The records follow. Transcribe only the lines from the line containing "OCR this image." through the end, both ends included, and leave out the pictures.

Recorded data
○ ○ ○ ○ ○
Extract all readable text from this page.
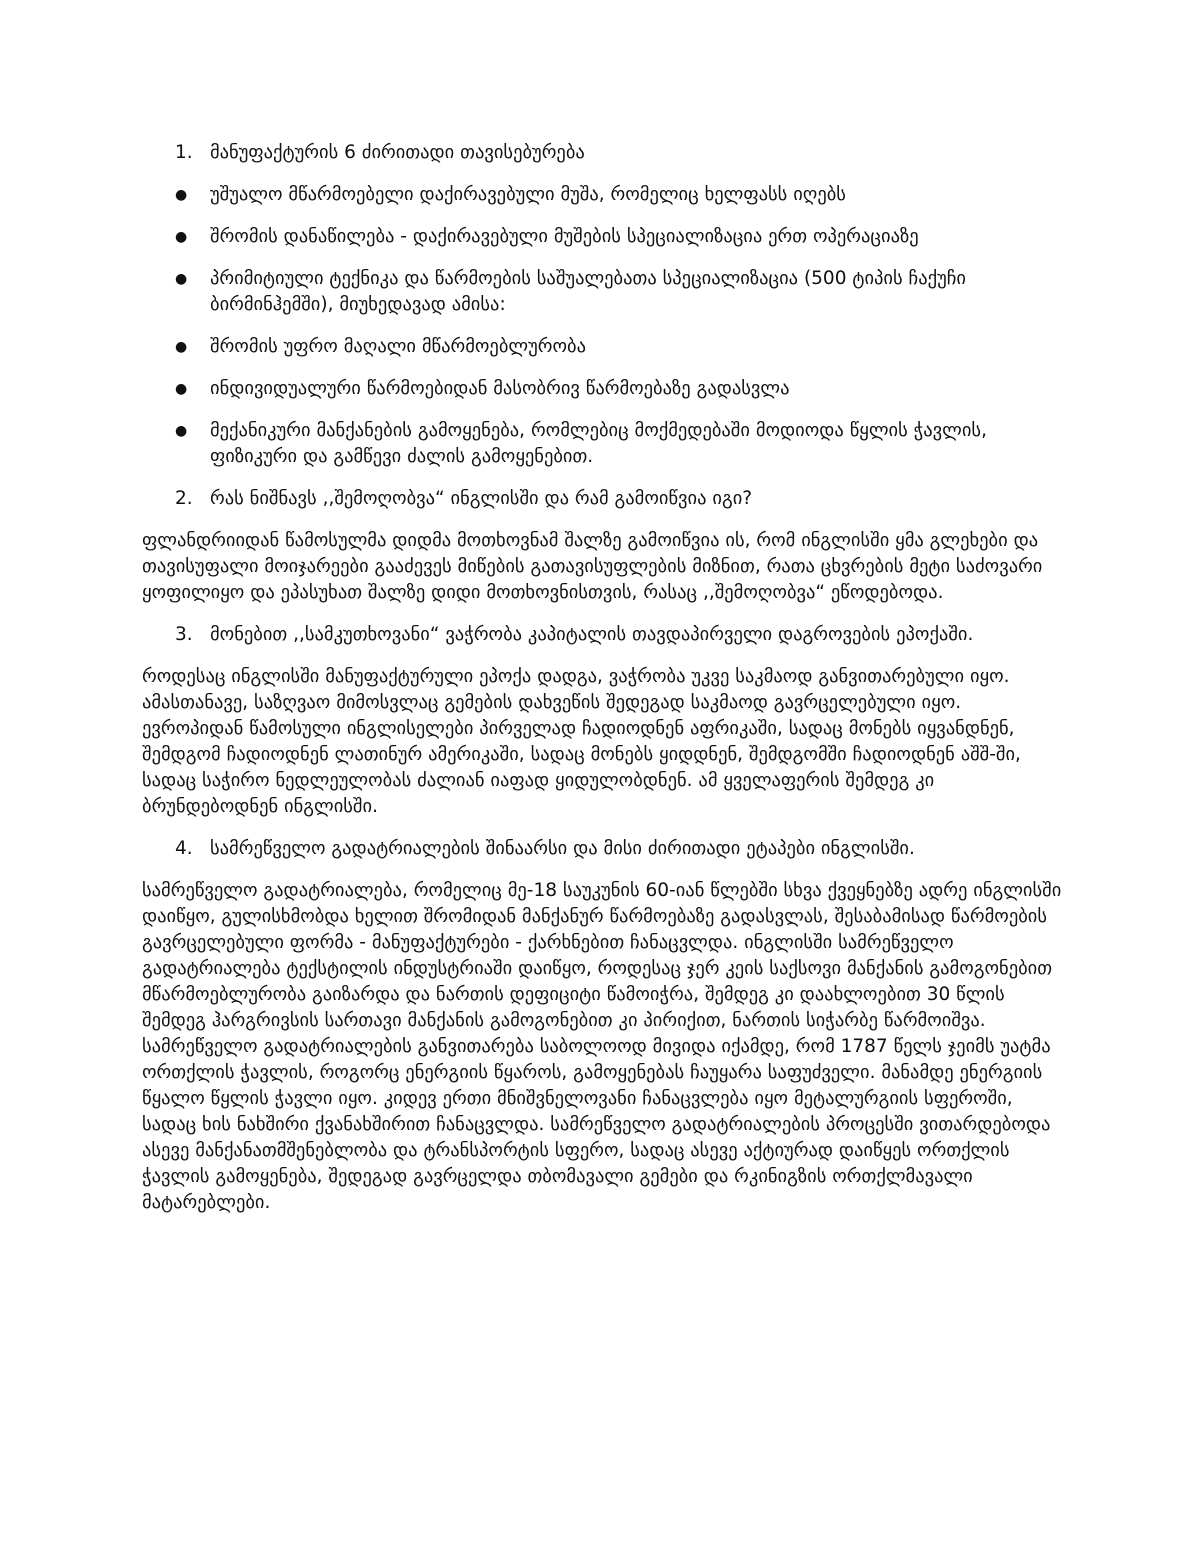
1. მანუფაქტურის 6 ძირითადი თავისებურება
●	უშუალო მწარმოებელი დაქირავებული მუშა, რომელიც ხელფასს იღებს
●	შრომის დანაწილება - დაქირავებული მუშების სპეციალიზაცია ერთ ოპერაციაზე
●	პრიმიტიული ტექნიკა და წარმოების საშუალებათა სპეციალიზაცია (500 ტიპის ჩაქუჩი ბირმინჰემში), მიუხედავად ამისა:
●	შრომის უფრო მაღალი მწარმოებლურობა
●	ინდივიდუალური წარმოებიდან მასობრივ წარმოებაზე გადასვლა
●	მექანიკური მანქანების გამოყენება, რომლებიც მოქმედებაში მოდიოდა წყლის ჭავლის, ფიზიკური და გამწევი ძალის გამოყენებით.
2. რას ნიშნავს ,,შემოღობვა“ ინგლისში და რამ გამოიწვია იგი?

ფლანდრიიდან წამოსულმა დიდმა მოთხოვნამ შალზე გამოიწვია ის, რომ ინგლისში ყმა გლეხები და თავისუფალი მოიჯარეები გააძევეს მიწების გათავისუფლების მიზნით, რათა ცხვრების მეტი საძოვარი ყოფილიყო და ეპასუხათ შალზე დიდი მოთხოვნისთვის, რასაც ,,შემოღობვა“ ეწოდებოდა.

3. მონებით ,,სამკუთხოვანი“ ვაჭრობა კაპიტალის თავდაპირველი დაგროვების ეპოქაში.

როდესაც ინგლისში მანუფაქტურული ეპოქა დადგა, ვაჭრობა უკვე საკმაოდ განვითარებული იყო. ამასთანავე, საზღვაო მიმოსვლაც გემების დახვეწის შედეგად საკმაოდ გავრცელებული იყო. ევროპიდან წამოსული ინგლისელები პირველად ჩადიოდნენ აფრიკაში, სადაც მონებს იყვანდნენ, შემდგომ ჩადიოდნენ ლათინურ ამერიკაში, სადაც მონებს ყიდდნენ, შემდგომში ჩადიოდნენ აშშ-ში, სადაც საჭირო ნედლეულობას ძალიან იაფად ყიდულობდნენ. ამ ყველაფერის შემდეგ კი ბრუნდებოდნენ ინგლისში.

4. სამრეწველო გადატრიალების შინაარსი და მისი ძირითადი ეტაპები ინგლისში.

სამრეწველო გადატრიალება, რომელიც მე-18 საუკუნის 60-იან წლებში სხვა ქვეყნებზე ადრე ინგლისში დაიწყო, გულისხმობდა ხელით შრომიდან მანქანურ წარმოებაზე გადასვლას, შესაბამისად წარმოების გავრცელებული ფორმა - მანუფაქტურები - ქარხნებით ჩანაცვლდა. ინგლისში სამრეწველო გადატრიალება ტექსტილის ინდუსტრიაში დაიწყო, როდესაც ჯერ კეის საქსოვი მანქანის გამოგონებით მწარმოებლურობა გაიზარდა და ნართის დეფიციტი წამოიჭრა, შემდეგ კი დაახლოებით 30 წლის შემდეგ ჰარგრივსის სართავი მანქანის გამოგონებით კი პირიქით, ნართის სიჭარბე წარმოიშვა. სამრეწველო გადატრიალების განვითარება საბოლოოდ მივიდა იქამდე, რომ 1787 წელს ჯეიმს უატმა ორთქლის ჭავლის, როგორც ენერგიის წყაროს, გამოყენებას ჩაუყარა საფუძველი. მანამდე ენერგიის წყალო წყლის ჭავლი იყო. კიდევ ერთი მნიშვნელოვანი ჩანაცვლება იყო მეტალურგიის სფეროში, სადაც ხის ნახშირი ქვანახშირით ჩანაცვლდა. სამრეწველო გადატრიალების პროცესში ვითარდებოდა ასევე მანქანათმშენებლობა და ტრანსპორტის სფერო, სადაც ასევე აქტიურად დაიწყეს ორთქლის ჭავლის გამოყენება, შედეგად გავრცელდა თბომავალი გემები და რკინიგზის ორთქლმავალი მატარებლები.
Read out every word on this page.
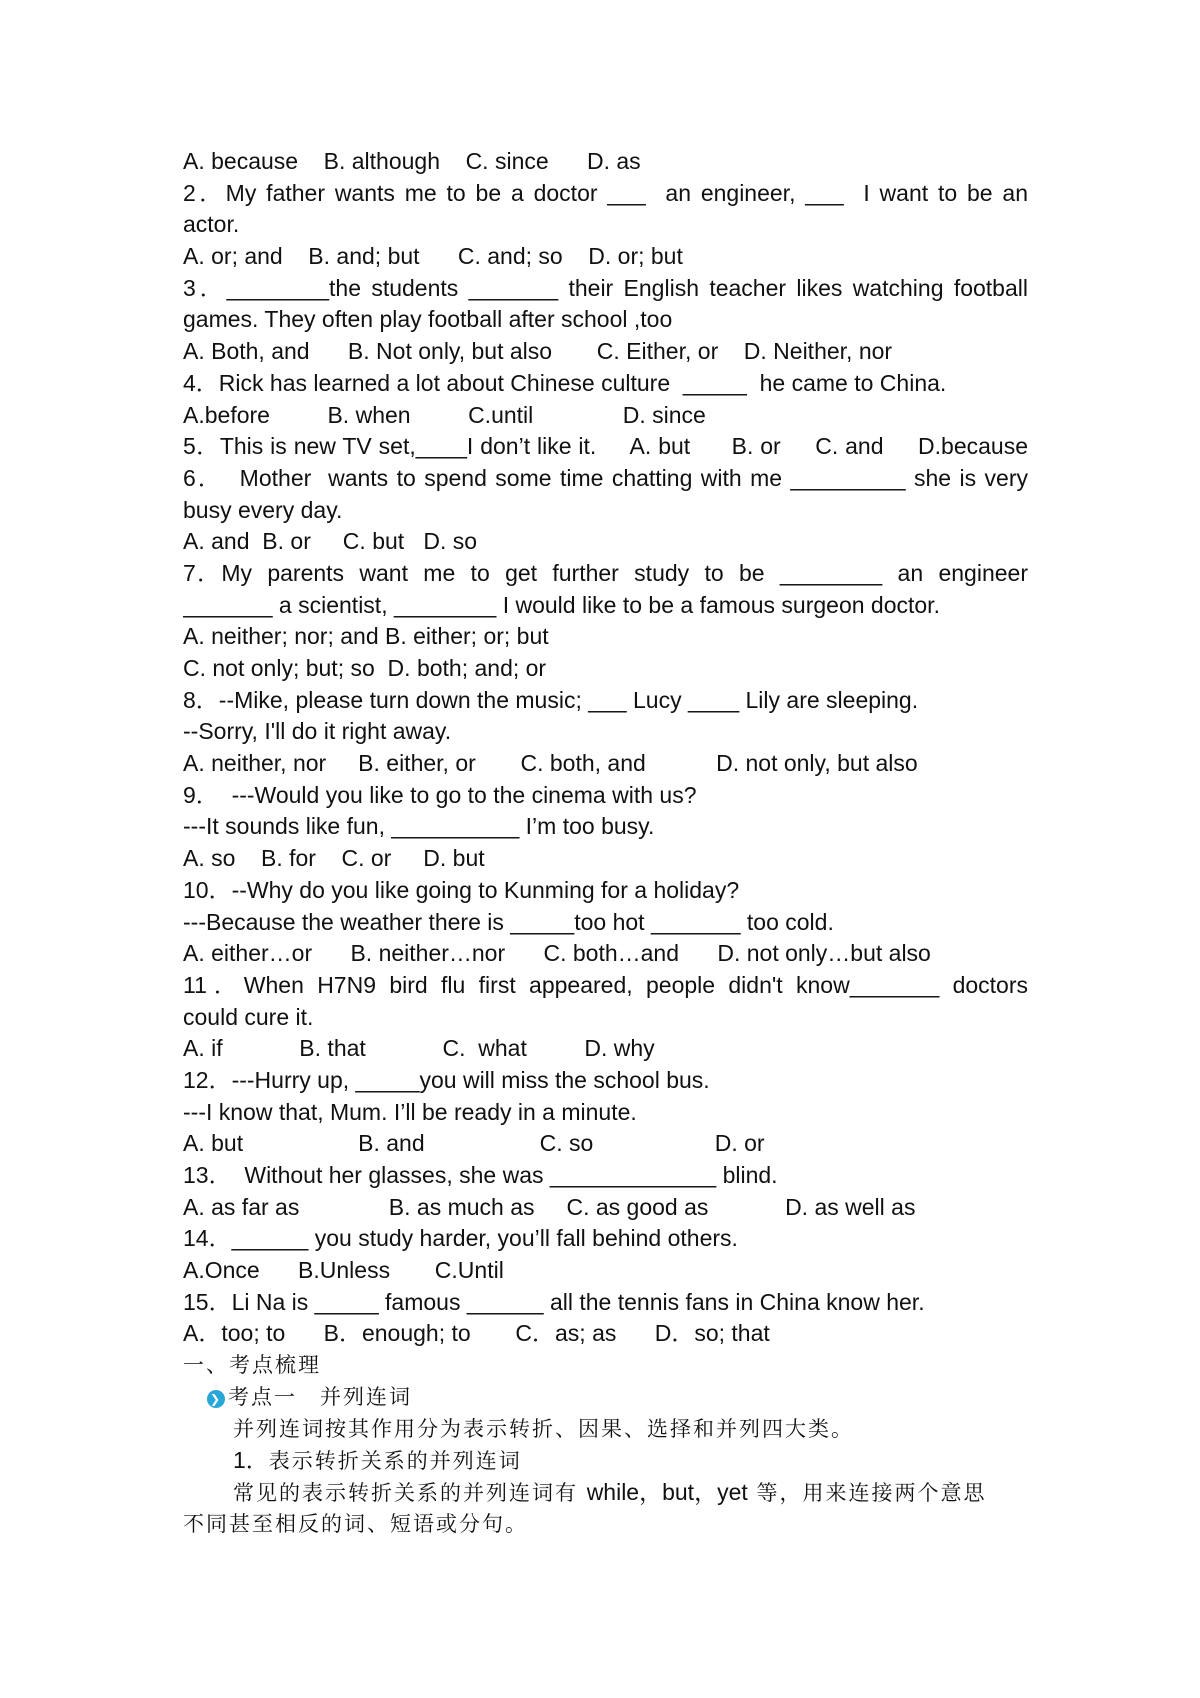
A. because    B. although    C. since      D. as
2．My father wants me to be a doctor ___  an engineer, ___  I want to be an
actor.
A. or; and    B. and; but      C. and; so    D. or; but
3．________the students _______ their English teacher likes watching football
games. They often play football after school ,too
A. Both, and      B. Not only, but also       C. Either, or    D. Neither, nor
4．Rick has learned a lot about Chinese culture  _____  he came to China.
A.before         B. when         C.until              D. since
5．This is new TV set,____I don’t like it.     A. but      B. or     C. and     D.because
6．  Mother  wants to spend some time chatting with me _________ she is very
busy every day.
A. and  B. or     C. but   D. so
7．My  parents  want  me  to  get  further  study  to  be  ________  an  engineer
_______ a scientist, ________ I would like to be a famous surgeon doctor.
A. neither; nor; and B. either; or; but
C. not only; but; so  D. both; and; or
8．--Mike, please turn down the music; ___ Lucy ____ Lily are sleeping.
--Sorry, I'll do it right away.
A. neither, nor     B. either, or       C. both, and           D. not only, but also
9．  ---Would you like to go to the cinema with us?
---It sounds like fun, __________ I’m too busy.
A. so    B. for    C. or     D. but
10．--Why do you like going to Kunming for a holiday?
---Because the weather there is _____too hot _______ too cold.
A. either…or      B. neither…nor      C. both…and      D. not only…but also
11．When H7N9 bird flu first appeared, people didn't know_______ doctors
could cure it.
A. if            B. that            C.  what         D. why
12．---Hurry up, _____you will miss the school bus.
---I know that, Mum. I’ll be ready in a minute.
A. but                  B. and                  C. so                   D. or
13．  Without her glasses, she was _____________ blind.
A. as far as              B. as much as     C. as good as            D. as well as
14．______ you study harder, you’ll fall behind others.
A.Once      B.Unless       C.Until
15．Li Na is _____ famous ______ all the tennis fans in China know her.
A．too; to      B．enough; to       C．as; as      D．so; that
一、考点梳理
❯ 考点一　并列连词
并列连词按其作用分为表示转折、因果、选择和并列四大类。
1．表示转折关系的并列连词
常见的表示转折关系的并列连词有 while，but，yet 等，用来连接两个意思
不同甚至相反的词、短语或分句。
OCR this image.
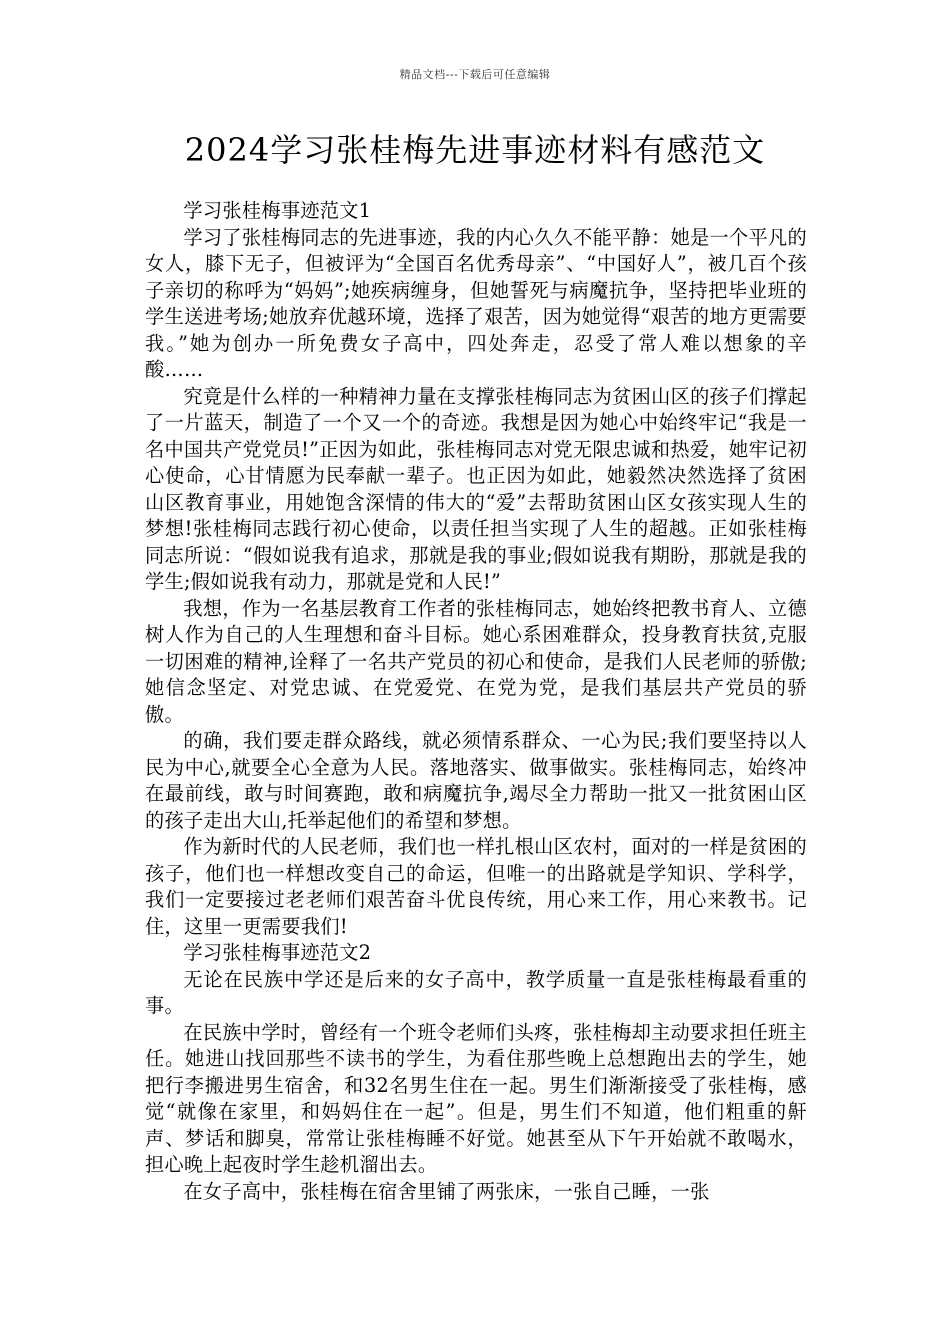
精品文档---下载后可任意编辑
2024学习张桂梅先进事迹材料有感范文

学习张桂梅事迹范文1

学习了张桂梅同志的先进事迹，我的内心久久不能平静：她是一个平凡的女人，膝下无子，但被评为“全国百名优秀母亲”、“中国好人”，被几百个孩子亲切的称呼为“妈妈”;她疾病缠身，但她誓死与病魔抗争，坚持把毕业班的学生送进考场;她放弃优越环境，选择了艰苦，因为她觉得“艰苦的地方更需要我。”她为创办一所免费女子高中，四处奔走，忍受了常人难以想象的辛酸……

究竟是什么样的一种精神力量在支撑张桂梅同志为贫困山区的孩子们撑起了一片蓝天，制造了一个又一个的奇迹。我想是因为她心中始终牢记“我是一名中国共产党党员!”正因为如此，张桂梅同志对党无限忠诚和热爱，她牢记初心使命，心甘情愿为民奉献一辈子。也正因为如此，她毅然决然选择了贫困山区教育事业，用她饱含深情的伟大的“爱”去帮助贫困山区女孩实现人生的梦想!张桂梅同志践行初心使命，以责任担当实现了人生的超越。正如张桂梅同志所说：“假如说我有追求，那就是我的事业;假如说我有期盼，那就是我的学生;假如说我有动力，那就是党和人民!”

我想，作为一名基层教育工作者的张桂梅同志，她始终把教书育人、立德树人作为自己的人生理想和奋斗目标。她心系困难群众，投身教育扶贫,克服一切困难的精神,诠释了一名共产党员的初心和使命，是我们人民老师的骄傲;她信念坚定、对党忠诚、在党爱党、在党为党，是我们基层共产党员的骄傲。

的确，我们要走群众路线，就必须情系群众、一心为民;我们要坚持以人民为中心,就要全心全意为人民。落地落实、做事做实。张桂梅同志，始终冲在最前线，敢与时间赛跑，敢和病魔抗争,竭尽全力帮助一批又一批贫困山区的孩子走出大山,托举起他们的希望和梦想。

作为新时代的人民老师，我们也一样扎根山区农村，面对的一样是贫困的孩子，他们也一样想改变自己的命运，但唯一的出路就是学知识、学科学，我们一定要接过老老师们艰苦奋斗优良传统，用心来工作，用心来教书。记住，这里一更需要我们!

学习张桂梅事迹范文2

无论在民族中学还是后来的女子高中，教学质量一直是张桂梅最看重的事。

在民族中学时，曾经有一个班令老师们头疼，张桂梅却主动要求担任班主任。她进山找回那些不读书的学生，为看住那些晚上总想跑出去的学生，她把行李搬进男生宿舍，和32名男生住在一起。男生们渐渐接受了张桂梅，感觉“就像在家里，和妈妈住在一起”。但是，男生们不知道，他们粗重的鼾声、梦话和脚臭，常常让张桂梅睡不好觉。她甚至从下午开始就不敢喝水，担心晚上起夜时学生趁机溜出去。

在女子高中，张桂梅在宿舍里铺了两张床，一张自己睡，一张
○ ○ ○ ○ ○
## EXERCISE ANSWER
OCR this image.
精品文档---下载后可任意编辑
2024学习张桂梅先进事迹材料有感范文

学习张桂梅事迹范文1

学习了张桂梅同志的先进事迹，我的内心久久不能平静：她是一个平凡的女人，膝下无子，但被评为“全国百名优秀母亲”、“中国好人”，被几百个孩子亲切的称呼为“妈妈”;她疾病缠身，但她誓死与病魔抗争，坚持把毕业班的学生送进考场;她放弃优越环境，选择了艰苦，因为她觉得“艰苦的地方更需要我。”她为创办一所免费女子高中，四处奔走，忍受了常人难以想象的辛酸……

究竟是什么样的一种精神力量在支撑张桂梅同志为贫困山区的孩子们撑起了一片蓝天，制造了一个又一个的奇迹。我想是因为她心中始终牢记“我是一名中国共产党党员!”正因为如此，张桂梅同志对党无限忠诚和热爱，她牢记初心使命，心甘情愿为民奉献一辈子。也正因为如此，她毅然决然选择了贫困山区教育事业，用她饱含深情的伟大的“爱”去帮助贫困山区女孩实现人生的梦想!张桂梅同志践行初心使命，以责任担当实现了人生的超越。正如张桂梅同志所说：“假如说我有追求，那就是我的事业;假如说我有期盼，那就是我的学生;假如说我有动力，那就是党和人民!”

我想，作为一名基层教育工作者的张桂梅同志，她始终把教书育人、立德树人作为自己的人生理想和奋斗目标。她心系困难群众，投身教育扶贫,克服一切困难的精神,诠释了一名共产党员的初心和使命，是我们人民老师的骄傲;她信念坚定、对党忠诚、在党爱党、在党为党，是我们基层共产党员的骄傲。

的确，我们要走群众路线，就必须情系群众、一心为民;我们要坚持以人民为中心,就要全心全意为人民。落地落实、做事做实。张桂梅同志，始终冲在最前线，敢与时间赛跑，敢和病魔抗争,竭尽全力帮助一批又一批贫困山区的孩子走出大山,托举起他们的希望和梦想。

作为新时代的人民老师，我们也一样扎根山区农村，面对的一样是贫困的孩子，他们也一样想改变自己的命运，但唯一的出路就是学知识、学科学，我们一定要接过老老师们艰苦奋斗优良传统，用心来工作，用心来教书。记住，这里一更需要我们!

学习张桂梅事迹范文2

无论在民族中学还是后来的女子高中，教学质量一直是张桂梅最看重的事。

在民族中学时，曾经有一个班令老师们头疼，张桂梅却主动要求担任班主任。她进山找回那些不读书的学生，为看住那些晚上总想跑出去的学生，她把行李搬进男生宿舍，和32名男生住在一起。男生们渐渐接受了张桂梅，感觉“就像在家里，和妈妈住在一起”。但是，男生们不知道，他们粗重的鼾声、梦话和脚臭，常常让张桂梅睡不好觉。她甚至从下午开始就不敢喝水，担心晚上起夜时学生趁机溜出去。

在女子高中，张桂梅在宿舍里铺了两张床，一张自己睡，一张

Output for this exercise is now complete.